» **WHAT TO WORK ON**: The expected result is every entry, retyped character for character.

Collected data
▶

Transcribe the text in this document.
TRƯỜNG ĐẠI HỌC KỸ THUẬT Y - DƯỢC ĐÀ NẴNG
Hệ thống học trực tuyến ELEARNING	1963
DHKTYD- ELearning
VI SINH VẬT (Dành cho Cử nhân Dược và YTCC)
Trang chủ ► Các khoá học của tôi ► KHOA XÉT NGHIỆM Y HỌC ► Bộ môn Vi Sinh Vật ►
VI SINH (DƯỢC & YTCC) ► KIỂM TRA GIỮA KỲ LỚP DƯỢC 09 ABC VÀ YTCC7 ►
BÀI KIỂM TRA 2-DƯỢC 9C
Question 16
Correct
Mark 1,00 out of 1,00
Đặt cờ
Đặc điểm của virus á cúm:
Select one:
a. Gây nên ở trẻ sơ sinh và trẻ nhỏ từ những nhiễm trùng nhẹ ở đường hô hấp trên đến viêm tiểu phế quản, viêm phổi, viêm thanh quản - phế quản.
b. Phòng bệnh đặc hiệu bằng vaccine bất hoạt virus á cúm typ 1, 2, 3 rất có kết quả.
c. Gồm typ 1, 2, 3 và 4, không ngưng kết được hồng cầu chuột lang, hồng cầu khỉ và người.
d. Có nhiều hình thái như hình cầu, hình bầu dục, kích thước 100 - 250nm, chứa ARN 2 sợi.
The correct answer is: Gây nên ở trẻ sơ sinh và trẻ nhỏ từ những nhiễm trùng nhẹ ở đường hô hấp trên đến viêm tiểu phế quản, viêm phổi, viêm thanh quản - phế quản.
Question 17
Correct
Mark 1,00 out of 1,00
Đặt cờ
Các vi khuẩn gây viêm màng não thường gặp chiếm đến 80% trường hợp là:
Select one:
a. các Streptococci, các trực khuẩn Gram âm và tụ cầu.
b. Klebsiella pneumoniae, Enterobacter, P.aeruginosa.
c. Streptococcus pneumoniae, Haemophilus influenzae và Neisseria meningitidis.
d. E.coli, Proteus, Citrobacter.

◀

» **EXERCISE ANSWER**:
Transcribe the text in this document.
TRƯỜNG ĐẠI HỌC KỸ THUẬT Y - DƯỢC ĐÀ NẴNG
Hệ thống học trực tuyến ELEARNING	1963
DHKTYD- ELearning
VI SINH VẬT (Dành cho Cử nhân Dược và YTCC)
Trang chủ ► Các khoá học của tôi ► KHOA XÉT NGHIỆM Y HỌC ► Bộ môn Vi Sinh Vật ►
VI SINH (DƯỢC & YTCC) ► KIỂM TRA GIỮA KỲ LỚP DƯỢC 09 ABC VÀ YTCC7 ►
BÀI KIỂM TRA 2-DƯỢC 9C
Question 16
Correct
Mark 1,00 out of 1,00
Đặt cờ
Đặc điểm của virus á cúm:
Select one:
a. Gây nên ở trẻ sơ sinh và trẻ nhỏ từ những nhiễm trùng nhẹ ở đường hô hấp trên đến viêm tiểu phế quản, viêm phổi, viêm thanh quản - phế quản.
b. Phòng bệnh đặc hiệu bằng vaccine bất hoạt virus á cúm typ 1, 2, 3 rất có kết quả.
c. Gồm typ 1, 2, 3 và 4, không ngưng kết được hồng cầu chuột lang, hồng cầu khỉ và người.
d. Có nhiều hình thái như hình cầu, hình bầu dục, kích thước 100 - 250nm, chứa ARN 2 sợi.
The correct answer is: Gây nên ở trẻ sơ sinh và trẻ nhỏ từ những nhiễm trùng nhẹ ở đường hô hấp trên đến viêm tiểu phế quản, viêm phổi, viêm thanh quản - phế quản.
Question 17
Correct
Mark 1,00 out of 1,00
Đặt cờ
Các vi khuẩn gây viêm màng não thường gặp chiếm đến 80% trường hợp là:
Select one:
a. các Streptococci, các trực khuẩn Gram âm và tụ cầu.
b. Klebsiella pneumoniae, Enterobacter, P.aeruginosa.
c. Streptococcus pneumoniae, Haemophilus influenzae và Neisseria meningitidis.
d. E.coli, Proteus, Citrobacter.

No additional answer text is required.